- Goal
Below is a block of records; repeat all of them exactly.

* Start *

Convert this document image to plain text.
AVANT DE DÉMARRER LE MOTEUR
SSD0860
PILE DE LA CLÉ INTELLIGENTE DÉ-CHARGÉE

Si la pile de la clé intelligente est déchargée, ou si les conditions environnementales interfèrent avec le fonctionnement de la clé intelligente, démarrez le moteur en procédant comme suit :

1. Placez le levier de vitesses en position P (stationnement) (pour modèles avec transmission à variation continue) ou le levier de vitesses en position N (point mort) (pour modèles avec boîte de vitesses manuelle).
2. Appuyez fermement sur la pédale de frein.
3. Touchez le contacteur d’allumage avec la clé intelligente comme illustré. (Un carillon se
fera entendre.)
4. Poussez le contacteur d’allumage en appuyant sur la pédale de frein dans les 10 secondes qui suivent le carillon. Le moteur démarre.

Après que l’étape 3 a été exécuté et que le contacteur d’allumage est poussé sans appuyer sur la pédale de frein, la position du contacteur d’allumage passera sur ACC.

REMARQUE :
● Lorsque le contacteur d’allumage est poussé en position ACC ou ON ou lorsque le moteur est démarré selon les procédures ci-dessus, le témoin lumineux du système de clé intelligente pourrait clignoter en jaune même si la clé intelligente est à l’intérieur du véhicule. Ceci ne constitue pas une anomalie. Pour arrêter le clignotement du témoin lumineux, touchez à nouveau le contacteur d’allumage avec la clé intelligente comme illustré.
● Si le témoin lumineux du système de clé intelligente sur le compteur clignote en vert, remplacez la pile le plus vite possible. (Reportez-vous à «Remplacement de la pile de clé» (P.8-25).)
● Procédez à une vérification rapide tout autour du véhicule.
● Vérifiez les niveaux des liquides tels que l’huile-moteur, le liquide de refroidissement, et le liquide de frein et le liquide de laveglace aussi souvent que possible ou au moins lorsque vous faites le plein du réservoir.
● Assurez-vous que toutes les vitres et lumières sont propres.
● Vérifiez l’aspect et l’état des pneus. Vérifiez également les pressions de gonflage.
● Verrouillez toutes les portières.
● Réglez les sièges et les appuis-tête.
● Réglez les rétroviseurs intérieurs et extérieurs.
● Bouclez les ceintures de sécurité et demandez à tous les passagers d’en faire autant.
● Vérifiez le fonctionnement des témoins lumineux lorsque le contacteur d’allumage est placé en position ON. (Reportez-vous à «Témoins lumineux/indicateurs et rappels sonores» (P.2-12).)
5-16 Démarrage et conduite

* End *

- The output
Convert this document image to plain text.
AVANT DE DÉMARRER LE MOTEUR
SSD0860
PILE DE LA CLÉ INTELLIGENTE DÉ-CHARGÉE

Si la pile de la clé intelligente est déchargée, ou si les conditions environnementales interfèrent avec le fonctionnement de la clé intelligente, démarrez le moteur en procédant comme suit :

1. Placez le levier de vitesses en position P (stationnement) (pour modèles avec transmission à variation continue) ou le levier de vitesses en position N (point mort) (pour modèles avec boîte de vitesses manuelle).
2. Appuyez fermement sur la pédale de frein.
3. Touchez le contacteur d’allumage avec la clé intelligente comme illustré. (Un carillon se
fera entendre.)
4. Poussez le contacteur d’allumage en appuyant sur la pédale de frein dans les 10 secondes qui suivent le carillon. Le moteur démarre.

Après que l’étape 3 a été exécuté et que le contacteur d’allumage est poussé sans appuyer sur la pédale de frein, la position du contacteur d’allumage passera sur ACC.

REMARQUE :
● Lorsque le contacteur d’allumage est poussé en position ACC ou ON ou lorsque le moteur est démarré selon les procédures ci-dessus, le témoin lumineux du système de clé intelligente pourrait clignoter en jaune même si la clé intelligente est à l’intérieur du véhicule. Ceci ne constitue pas une anomalie. Pour arrêter le clignotement du témoin lumineux, touchez à nouveau le contacteur d’allumage avec la clé intelligente comme illustré.
● Si le témoin lumineux du système de clé intelligente sur le compteur clignote en vert, remplacez la pile le plus vite possible. (Reportez-vous à «Remplacement de la pile de clé» (P.8-25).)
● Procédez à une vérification rapide tout autour du véhicule.
● Vérifiez les niveaux des liquides tels que l’huile-moteur, le liquide de refroidissement, et le liquide de frein et le liquide de laveglace aussi souvent que possible ou au moins lorsque vous faites le plein du réservoir.
● Assurez-vous que toutes les vitres et lumières sont propres.
● Vérifiez l’aspect et l’état des pneus. Vérifiez également les pressions de gonflage.
● Verrouillez toutes les portières.
● Réglez les sièges et les appuis-tête.
● Réglez les rétroviseurs intérieurs et extérieurs.
● Bouclez les ceintures de sécurité et demandez à tous les passagers d’en faire autant.
● Vérifiez le fonctionnement des témoins lumineux lorsque le contacteur d’allumage est placé en position ON. (Reportez-vous à «Témoins lumineux/indicateurs et rappels sonores» (P.2-12).)
5-16 Démarrage et conduite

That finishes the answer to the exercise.